(Dataset items)
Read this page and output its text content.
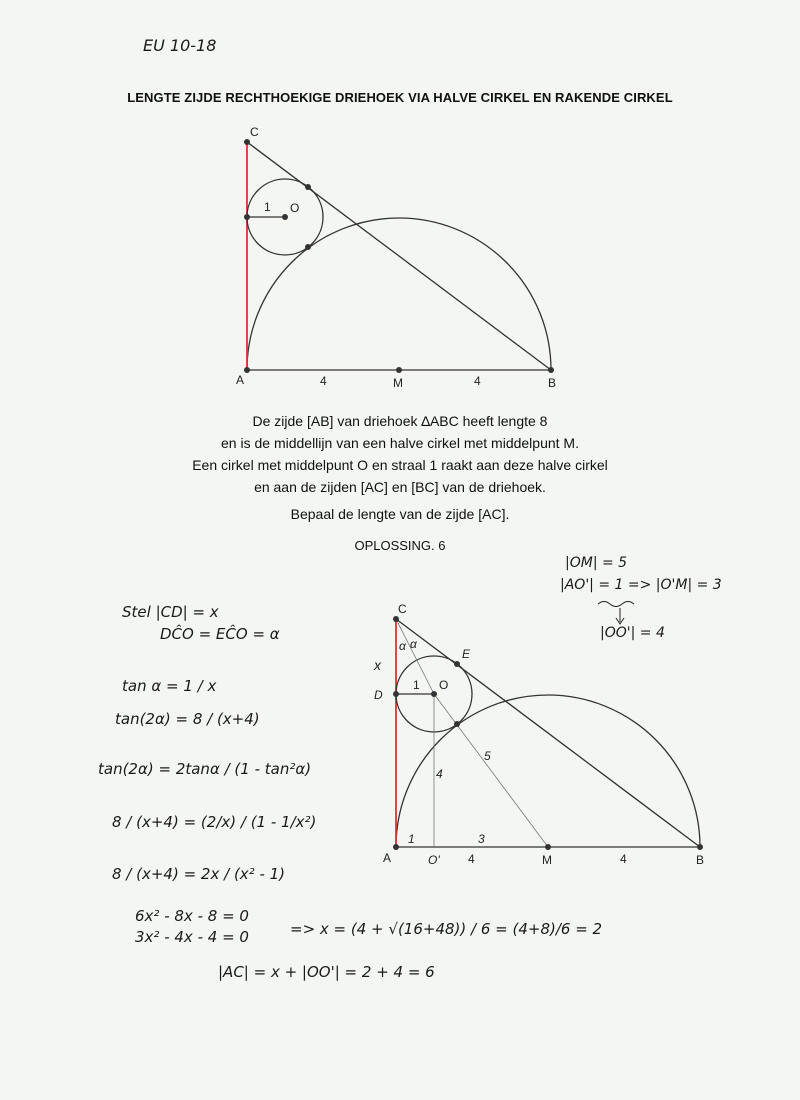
EU 10-18
LENGTE ZIJDE RECHTHOEKIGE DRIEHOEK VIA HALVE CIRKEL EN RAKENDE CIRKEL
C
A	M	B
O
1
4	4
De zijde [AB] van driehoek ∆ABC heeft lengte 8
en is de middellijn van een halve cirkel met middelpunt M.
Een cirkel met middelpunt O en straal 1 raakt aan deze halve cirkel
en aan de zijden [AC] en [BC] van de driehoek.
Bepaal de lengte van de zijde [AC].
OPLOSSING. 6
|OM| = 5
|AO'| = 1 => |O'M| = 3
|OO'| = 4
C
A	M	B
O
1
D
E
x
α α
4
5
1	3
O' 4	4
Stel |CD| = x
DĈO = EĈO = α
tan α = 1 / x
tan(2α) = 8 / (x+4)
tan(2α) = 2tanα / (1 - tan²α)
8 / (x+4) = (2/x) / (1 - 1/x²)
8 / (x+4) = 2x / (x² - 1)
6x² - 8x - 8 = 0
3x² - 4x - 4 = 0	=> x = (4 + √(16+48)) / 6 = (4+8)/6 = 2
|AC| = x + |OO'| = 2 + 4 = 6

Requirements:
Write the entries above out in full, exactly, with no images.

Response to the task:
Read this page and output its text content.
EU 10-18
LENGTE ZIJDE RECHTHOEKIGE DRIEHOEK VIA HALVE CIRKEL EN RAKENDE CIRKEL
C
A	M	B
O
1
4	4
De zijde [AB] van driehoek ∆ABC heeft lengte 8
en is de middellijn van een halve cirkel met middelpunt M.
Een cirkel met middelpunt O en straal 1 raakt aan deze halve cirkel
en aan de zijden [AC] en [BC] van de driehoek.
Bepaal de lengte van de zijde [AC].
OPLOSSING. 6
|OM| = 5
|AO'| = 1 => |O'M| = 3
|OO'| = 4
C
A	M	B
O
1
D
E
x
α α
4
5
1	3
O' 4	4
Stel |CD| = x
DĈO = EĈO = α
tan α = 1 / x
tan(2α) = 8 / (x+4)
tan(2α) = 2tanα / (1 - tan²α)
8 / (x+4) = (2/x) / (1 - 1/x²)
8 / (x+4) = 2x / (x² - 1)
6x² - 8x - 8 = 0
3x² - 4x - 4 = 0	=> x = (4 + √(16+48)) / 6 = (4+8)/6 = 2
|AC| = x + |OO'| = 2 + 4 = 6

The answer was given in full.